- [Required task]: Retype each entry below, keeping every character the same.

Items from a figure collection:
═══
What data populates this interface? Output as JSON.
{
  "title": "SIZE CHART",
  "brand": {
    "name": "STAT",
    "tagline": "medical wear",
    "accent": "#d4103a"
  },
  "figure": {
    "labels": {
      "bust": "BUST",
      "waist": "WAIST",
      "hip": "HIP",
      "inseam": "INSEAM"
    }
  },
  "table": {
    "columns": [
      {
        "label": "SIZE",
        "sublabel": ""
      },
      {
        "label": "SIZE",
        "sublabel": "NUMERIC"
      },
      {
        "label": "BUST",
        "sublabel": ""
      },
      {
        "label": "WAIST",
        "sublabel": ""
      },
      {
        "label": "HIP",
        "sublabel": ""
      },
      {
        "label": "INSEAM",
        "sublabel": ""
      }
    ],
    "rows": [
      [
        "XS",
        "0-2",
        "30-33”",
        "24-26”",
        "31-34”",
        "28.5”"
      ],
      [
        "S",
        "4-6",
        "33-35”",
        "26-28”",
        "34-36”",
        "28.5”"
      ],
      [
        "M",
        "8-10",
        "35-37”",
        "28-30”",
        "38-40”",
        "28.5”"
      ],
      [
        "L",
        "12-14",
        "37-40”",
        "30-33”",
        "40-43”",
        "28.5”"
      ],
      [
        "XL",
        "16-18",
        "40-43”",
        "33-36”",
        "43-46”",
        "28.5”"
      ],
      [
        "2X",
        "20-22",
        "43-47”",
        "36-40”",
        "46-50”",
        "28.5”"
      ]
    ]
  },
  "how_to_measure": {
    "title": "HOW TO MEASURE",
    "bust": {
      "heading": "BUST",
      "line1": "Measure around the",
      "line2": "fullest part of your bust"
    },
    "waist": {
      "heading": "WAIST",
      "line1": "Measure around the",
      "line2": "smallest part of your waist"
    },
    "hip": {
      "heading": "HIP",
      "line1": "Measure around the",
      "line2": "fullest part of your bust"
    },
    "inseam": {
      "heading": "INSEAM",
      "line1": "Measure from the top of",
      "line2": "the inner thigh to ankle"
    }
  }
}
═══
- [Reply]:
What data populates this interface? Output as JSON.
{
  "title": "SIZE CHART",
  "brand": {
    "name": "STAT",
    "tagline": "medical wear",
    "accent": "#d4103a"
  },
  "figure": {
    "labels": {
      "bust": "BUST",
      "waist": "WAIST",
      "hip": "HIP",
      "inseam": "INSEAM"
    }
  },
  "table": {
    "columns": [
      {
        "label": "SIZE",
        "sublabel": ""
      },
      {
        "label": "SIZE",
        "sublabel": "NUMERIC"
      },
      {
        "label": "BUST",
        "sublabel": ""
      },
      {
        "label": "WAIST",
        "sublabel": ""
      },
      {
        "label": "HIP",
        "sublabel": ""
      },
      {
        "label": "INSEAM",
        "sublabel": ""
      }
    ],
    "rows": [
      [
        "XS",
        "0-2",
        "30-33”",
        "24-26”",
        "31-34”",
        "28.5”"
      ],
      [
        "S",
        "4-6",
        "33-35”",
        "26-28”",
        "34-36”",
        "28.5”"
      ],
      [
        "M",
        "8-10",
        "35-37”",
        "28-30”",
        "38-40”",
        "28.5”"
      ],
      [
        "L",
        "12-14",
        "37-40”",
        "30-33”",
        "40-43”",
        "28.5”"
      ],
      [
        "XL",
        "16-18",
        "40-43”",
        "33-36”",
        "43-46”",
        "28.5”"
      ],
      [
        "2X",
        "20-22",
        "43-47”",
        "36-40”",
        "46-50”",
        "28.5”"
      ]
    ]
  },
  "how_to_measure": {
    "title": "HOW TO MEASURE",
    "bust": {
      "heading": "BUST",
      "line1": "Measure around the",
      "line2": "fullest part of your bust"
    },
    "waist": {
      "heading": "WAIST",
      "line1": "Measure around the",
      "line2": "smallest part of your waist"
    },
    "hip": {
      "heading": "HIP",
      "line1": "Measure around the",
      "line2": "fullest part of your bust"
    },
    "inseam": {
      "heading": "INSEAM",
      "line1": "Measure from the top of",
      "line2": "the inner thigh to ankle"
    }
  }
}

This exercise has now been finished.